Written exercise — In the data below, find the line containing "Type out the text in this image."; reproduce that line and all subsequent lines exactly, and nothing else.

Data extract —

_____

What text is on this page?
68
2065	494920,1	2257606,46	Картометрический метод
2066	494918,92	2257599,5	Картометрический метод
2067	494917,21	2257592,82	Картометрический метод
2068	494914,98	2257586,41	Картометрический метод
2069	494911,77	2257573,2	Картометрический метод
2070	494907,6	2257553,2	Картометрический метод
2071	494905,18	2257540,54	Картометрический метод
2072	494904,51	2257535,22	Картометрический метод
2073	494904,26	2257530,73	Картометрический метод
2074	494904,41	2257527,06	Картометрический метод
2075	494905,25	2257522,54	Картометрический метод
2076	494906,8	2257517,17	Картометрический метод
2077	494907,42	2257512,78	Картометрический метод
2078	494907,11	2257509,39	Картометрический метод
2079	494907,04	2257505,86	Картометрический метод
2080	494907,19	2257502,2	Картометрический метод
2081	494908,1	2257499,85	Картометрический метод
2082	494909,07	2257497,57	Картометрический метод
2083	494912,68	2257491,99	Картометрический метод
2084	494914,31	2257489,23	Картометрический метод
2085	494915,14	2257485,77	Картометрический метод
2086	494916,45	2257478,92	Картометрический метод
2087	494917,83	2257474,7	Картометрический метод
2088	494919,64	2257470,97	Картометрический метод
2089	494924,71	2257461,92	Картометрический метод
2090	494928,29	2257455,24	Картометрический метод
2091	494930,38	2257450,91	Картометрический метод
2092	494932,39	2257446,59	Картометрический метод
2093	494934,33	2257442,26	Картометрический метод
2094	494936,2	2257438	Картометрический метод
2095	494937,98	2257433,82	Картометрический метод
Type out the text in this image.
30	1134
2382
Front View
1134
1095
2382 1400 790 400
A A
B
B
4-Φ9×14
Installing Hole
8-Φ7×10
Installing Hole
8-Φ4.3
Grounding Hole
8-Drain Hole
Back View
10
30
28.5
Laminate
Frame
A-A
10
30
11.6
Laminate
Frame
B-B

_____

Output of the exercise —
Type out the text in this image.
30	1134
2382
Front View
1134
1095
2382 1400 790 400
A A
B
B
4-Φ9×14
Installing Hole
8-Φ7×10
Installing Hole
8-Φ4.3
Grounding Hole
8-Drain Hole
Back View
10
30
28.5
Laminate
Frame
A-A
10
30
11.6
Laminate
Frame
B-B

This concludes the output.